─── Data shown ───

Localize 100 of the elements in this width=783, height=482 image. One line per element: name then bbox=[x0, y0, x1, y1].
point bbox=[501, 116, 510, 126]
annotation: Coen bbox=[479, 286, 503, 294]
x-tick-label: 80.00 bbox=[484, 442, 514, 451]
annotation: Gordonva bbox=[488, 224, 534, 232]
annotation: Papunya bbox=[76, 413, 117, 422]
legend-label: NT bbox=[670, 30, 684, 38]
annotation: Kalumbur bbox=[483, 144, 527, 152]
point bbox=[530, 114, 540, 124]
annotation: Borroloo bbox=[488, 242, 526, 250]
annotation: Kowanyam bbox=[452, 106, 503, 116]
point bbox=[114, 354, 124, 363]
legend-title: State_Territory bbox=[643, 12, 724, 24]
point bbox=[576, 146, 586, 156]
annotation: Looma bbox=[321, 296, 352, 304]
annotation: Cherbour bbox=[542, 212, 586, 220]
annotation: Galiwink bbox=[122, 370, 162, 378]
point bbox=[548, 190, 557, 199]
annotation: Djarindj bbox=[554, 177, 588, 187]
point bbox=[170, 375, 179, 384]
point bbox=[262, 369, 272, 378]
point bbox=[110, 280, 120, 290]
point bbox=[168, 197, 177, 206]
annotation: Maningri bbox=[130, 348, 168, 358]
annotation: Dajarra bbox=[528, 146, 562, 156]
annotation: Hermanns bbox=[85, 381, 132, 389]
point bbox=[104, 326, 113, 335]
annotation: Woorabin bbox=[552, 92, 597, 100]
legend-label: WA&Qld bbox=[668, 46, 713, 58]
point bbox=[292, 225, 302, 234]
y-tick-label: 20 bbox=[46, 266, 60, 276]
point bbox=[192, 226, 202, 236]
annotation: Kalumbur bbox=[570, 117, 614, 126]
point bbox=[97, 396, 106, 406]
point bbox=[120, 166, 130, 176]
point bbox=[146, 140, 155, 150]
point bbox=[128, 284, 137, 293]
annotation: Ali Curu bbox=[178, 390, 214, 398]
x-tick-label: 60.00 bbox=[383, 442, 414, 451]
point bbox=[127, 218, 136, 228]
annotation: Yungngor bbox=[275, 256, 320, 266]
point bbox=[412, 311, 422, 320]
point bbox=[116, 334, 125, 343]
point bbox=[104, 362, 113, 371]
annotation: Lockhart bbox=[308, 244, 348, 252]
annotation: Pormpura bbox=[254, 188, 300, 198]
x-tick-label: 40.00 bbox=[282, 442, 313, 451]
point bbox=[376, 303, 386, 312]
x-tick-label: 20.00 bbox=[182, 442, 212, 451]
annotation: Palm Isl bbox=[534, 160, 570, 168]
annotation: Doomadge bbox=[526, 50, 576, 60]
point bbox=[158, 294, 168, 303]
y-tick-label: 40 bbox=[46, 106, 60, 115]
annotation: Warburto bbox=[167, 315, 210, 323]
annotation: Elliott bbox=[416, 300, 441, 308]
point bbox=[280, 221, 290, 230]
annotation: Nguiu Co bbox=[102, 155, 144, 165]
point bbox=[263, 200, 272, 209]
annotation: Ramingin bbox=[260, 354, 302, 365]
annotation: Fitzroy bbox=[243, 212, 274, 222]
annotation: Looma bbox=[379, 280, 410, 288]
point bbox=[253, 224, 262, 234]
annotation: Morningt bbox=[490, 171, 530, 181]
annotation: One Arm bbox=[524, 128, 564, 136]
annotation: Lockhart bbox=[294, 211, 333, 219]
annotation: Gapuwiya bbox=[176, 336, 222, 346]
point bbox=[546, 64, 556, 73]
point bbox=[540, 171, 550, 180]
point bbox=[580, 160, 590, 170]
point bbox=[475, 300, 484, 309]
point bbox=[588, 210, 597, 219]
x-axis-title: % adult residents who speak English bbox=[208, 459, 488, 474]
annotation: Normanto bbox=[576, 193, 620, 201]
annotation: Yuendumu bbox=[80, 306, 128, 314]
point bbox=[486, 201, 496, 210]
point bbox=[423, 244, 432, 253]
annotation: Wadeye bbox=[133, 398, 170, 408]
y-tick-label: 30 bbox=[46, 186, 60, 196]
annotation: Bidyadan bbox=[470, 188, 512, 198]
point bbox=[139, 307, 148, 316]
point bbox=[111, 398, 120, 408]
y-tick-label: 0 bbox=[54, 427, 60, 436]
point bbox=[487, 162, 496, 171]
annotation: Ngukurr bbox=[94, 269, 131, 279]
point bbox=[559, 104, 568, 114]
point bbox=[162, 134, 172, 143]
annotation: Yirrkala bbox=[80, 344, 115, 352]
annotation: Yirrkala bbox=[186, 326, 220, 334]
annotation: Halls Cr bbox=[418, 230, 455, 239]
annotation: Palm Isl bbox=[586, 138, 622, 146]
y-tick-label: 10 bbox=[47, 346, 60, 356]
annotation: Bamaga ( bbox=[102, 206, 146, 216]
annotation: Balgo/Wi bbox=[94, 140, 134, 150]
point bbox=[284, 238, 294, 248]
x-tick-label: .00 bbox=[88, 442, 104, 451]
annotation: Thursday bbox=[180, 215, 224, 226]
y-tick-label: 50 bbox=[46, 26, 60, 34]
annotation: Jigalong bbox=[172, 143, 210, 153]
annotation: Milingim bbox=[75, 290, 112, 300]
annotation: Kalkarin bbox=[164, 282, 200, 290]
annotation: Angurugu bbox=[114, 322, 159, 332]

───

Please show each line of the items above that contains the word "Kalumbur". Treat uppercase and lowercase as different.

annotation: Kalumbur bbox=[483, 144, 527, 152]
annotation: Kalumbur bbox=[570, 117, 614, 126]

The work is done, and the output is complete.